* _Short exercise_: Lines containing the word "отецъ" are to be located and copied.

A block of data:
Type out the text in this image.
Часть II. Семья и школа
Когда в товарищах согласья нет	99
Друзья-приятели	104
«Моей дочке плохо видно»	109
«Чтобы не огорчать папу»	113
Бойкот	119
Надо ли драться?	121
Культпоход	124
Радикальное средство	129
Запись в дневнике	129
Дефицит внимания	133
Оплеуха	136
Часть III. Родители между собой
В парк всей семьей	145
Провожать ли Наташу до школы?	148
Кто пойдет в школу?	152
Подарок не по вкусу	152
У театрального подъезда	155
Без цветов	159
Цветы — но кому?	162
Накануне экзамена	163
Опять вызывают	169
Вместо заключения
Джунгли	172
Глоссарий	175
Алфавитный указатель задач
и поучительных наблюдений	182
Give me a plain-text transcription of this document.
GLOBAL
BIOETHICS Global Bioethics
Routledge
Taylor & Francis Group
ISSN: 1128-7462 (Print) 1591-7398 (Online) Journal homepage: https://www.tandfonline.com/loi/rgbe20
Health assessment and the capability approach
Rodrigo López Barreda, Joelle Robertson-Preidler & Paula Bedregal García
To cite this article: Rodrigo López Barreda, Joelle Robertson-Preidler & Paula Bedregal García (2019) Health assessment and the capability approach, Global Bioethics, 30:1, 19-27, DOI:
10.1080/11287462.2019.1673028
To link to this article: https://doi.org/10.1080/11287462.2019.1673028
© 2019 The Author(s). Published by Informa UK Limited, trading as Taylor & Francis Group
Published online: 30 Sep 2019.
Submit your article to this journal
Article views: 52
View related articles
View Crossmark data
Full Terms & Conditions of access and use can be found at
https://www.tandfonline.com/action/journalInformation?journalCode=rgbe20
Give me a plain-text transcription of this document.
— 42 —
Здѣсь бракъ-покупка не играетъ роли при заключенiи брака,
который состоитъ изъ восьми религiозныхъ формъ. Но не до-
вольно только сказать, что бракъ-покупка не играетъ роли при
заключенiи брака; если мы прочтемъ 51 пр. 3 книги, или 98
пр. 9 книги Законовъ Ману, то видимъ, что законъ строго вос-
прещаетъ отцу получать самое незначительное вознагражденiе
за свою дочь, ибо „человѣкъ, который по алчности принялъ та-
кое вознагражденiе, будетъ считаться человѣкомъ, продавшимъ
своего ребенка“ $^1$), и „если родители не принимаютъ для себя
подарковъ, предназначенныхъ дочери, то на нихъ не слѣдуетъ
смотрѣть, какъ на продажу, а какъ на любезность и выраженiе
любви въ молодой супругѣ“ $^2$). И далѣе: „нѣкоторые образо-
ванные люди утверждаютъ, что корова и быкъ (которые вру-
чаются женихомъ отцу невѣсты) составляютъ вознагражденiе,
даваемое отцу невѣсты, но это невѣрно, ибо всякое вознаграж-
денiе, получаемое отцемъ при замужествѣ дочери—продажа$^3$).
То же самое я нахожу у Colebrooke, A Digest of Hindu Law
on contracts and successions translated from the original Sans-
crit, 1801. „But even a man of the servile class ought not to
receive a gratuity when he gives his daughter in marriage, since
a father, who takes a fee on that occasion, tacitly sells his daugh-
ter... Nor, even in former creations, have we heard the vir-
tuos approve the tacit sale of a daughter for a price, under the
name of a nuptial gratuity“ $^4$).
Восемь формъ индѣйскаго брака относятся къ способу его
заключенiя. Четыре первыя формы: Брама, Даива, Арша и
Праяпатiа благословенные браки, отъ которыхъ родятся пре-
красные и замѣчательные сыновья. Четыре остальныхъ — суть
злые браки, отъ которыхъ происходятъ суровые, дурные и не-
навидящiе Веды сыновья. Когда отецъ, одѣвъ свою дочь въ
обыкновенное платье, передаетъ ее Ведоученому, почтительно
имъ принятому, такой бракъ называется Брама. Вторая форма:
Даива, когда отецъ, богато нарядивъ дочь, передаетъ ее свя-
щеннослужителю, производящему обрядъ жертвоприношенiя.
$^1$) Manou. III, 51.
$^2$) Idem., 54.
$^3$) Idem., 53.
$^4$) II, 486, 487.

* _Written reply_:
навидящiе Веды сыновья. Когда отецъ, одѣвъ свою дочь въ
Даива, когда отецъ, богато нарядивъ дочь, передаетъ ее свя-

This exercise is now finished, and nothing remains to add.